>>>

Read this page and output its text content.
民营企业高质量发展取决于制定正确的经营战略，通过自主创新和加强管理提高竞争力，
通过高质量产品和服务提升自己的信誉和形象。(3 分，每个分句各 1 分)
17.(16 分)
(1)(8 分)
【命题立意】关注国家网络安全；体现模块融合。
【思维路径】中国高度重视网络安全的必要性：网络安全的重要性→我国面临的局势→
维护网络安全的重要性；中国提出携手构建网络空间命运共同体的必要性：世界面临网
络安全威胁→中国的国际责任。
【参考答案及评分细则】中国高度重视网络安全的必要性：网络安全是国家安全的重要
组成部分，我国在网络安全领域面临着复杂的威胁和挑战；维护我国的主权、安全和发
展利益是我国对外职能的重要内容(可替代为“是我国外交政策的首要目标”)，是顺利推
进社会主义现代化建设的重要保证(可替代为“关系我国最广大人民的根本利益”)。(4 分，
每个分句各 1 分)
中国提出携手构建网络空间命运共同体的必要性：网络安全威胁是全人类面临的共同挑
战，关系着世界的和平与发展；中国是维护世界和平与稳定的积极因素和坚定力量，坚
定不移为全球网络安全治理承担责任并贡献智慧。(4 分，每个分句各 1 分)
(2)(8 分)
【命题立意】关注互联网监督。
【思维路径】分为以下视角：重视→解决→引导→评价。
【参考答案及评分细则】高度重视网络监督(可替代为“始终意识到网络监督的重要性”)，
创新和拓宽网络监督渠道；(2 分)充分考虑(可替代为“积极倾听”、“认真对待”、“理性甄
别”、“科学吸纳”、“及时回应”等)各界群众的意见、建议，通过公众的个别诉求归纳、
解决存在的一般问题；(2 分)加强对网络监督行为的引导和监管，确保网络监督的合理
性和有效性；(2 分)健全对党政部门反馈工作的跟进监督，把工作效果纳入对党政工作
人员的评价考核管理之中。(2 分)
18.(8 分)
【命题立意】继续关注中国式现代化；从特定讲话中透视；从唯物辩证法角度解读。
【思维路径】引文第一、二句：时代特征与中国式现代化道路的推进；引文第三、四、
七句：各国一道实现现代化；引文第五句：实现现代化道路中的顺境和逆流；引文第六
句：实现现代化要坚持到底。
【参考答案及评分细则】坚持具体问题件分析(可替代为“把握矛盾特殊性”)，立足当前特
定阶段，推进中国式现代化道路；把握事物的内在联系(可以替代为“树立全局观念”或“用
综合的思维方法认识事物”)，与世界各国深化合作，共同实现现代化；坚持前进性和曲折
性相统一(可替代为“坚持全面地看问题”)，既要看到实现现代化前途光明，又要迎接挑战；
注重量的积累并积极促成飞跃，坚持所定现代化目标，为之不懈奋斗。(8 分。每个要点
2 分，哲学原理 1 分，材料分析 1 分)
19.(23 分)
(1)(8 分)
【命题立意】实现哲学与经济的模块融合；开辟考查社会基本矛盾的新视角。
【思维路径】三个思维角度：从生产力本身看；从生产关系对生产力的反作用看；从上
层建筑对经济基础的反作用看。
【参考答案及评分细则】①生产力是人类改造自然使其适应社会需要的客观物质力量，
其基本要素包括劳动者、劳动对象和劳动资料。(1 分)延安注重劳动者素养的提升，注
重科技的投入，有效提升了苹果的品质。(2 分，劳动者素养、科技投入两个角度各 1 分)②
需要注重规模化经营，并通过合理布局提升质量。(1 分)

<<<

» **The request**: Where a line above contains the word "可替代为", copy that line.

» **The answer**:
展利益是我国对外职能的重要内容(可替代为“是我国外交政策的首要目标”)，是顺利推
进社会主义现代化建设的重要保证(可替代为“关系我国最广大人民的根本利益”)。(4 分，
【参考答案及评分细则】高度重视网络监督(可替代为“始终意识到网络监督的重要性”)，
创新和拓宽网络监督渠道；(2 分)充分考虑(可替代为“积极倾听”、“认真对待”、“理性甄
【参考答案及评分细则】坚持具体问题件分析(可替代为“把握矛盾特殊性”)，立足当前特
性相统一(可替代为“坚持全面地看问题”)，既要看到实现现代化前途光明，又要迎接挑战；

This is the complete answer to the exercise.